Task goal: Pictures do not belong in the copy; quote every entry below exactly.

Source material:
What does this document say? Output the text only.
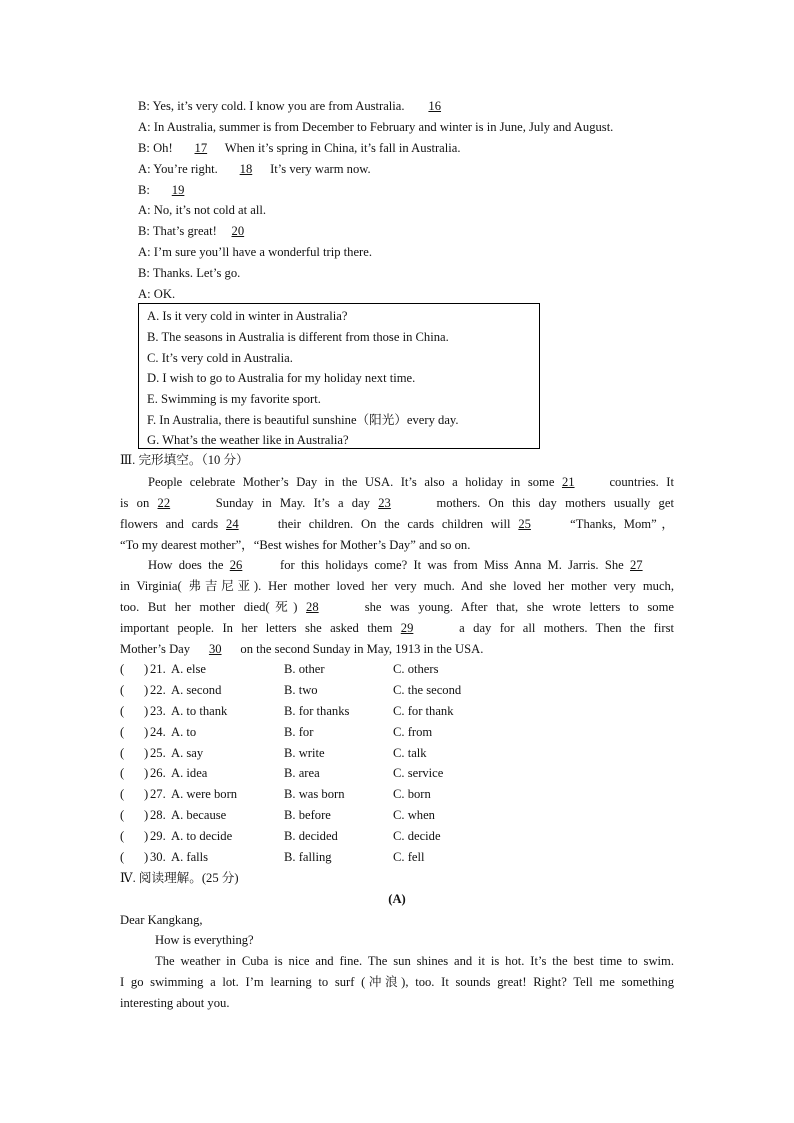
B: Yes, it’s very cold. I know you are from Australia. 16
A: In Australia, summer is from December to February and winter is in June, July and August.
B: Oh! 17 When it’s spring in China, it’s fall in Australia.
A: You’re right. 18 It’s very warm now.
B: 19
A: No, it’s not cold at all.
B: That’s great! 20
A: I’m sure you’ll have a wonderful trip there.
B: Thanks. Let’s go.
A: OK.
A. Is it very cold in winter in Australia?
B. The seasons in Australia is different from those in China.
C. It’s very cold in Australia.
D. I wish to go to Australia for my holiday next time.
E. Swimming is my favorite sport.
F. In Australia, there is beautiful sunshine（阳光）every day.
G. What’s the weather like in Australia?
Ⅲ. 完形填空。（10 分）
People celebrate Mother’s Day in the USA. It’s also a holiday in some 21	countries. It
is on 22	Sunday in May. It’s a day 23	mothers. On this day mothers usually get
flowers and cards 24	their children. On the cards children will 25	“Thanks, Mom”，
“To my dearest mother”，“Best wishes for Mother’s Day” and so on.
How does the 26	for this holidays come? It was from Miss Anna M. Jarris. She 27
in Virginia( 弗吉尼亚). Her mother loved her very much. And she loved her mother very much,
too. But her mother died(死) 28	she was young. After that, she wrote letters to some
important people. In her letters she asked them 29	a day for all mothers. Then the first
Mother’s Day 30 on the second Sunday in May, 1913 in the USA.
( ) 21. A. else	B. other	C. others
( ) 22. A. second	B. two	C. the second
( ) 23. A. to thank	B. for thanks	C. for thank
( ) 24. A. to	B. for	C. from
( ) 25. A. say	B. write	C. talk
( ) 26. A. idea	B. area	C. service
( ) 27. A. were born	B. was born	C. born
( ) 28. A. because	B. before	C. when
( ) 29. A. to decide	B. decided	C. decide
( ) 30. A. falls	B. falling	C. fell
Ⅳ. 阅读理解。(25 分)
(A)
Dear Kangkang,
How is everything?
The weather in Cuba is nice and fine. The sun shines and it is hot. It’s the best time to swim.
I go swimming a lot. I’m learning to surf (冲浪), too. It sounds great! Right? Tell me something
interesting about you.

Response for this exercise:
What does this document say? Output the text only.
B: Yes, it’s very cold. I know you are from Australia. 16
A: In Australia, summer is from December to February and winter is in June, July and August.
B: Oh! 17 When it’s spring in China, it’s fall in Australia.
A: You’re right. 18 It’s very warm now.
B: 19
A: No, it’s not cold at all.
B: That’s great! 20
A: I’m sure you’ll have a wonderful trip there.
B: Thanks. Let’s go.
A: OK.
A. Is it very cold in winter in Australia?
B. The seasons in Australia is different from those in China.
C. It’s very cold in Australia.
D. I wish to go to Australia for my holiday next time.
E. Swimming is my favorite sport.
F. In Australia, there is beautiful sunshine（阳光）every day.
G. What’s the weather like in Australia?
Ⅲ. 完形填空。（10 分）
People celebrate Mother’s Day in the USA. It’s also a holiday in some 21	countries. It
is on 22	Sunday in May. It’s a day 23	mothers. On this day mothers usually get
flowers and cards 24	their children. On the cards children will 25	“Thanks, Mom”，
“To my dearest mother”，“Best wishes for Mother’s Day” and so on.
How does the 26	for this holidays come? It was from Miss Anna M. Jarris. She 27
in Virginia( 弗吉尼亚). Her mother loved her very much. And she loved her mother very much,
too. But her mother died(死) 28	she was young. After that, she wrote letters to some
important people. In her letters she asked them 29	a day for all mothers. Then the first
Mother’s Day 30 on the second Sunday in May, 1913 in the USA.
( ) 21. A. else	B. other	C. others
( ) 22. A. second	B. two	C. the second
( ) 23. A. to thank	B. for thanks	C. for thank
( ) 24. A. to	B. for	C. from
( ) 25. A. say	B. write	C. talk
( ) 26. A. idea	B. area	C. service
( ) 27. A. were born	B. was born	C. born
( ) 28. A. because	B. before	C. when
( ) 29. A. to decide	B. decided	C. decide
( ) 30. A. falls	B. falling	C. fell
Ⅳ. 阅读理解。(25 分)
(A)
Dear Kangkang,
How is everything?
The weather in Cuba is nice and fine. The sun shines and it is hot. It’s the best time to swim.
I go swimming a lot. I’m learning to surf (冲浪), too. It sounds great! Right? Tell me something
interesting about you.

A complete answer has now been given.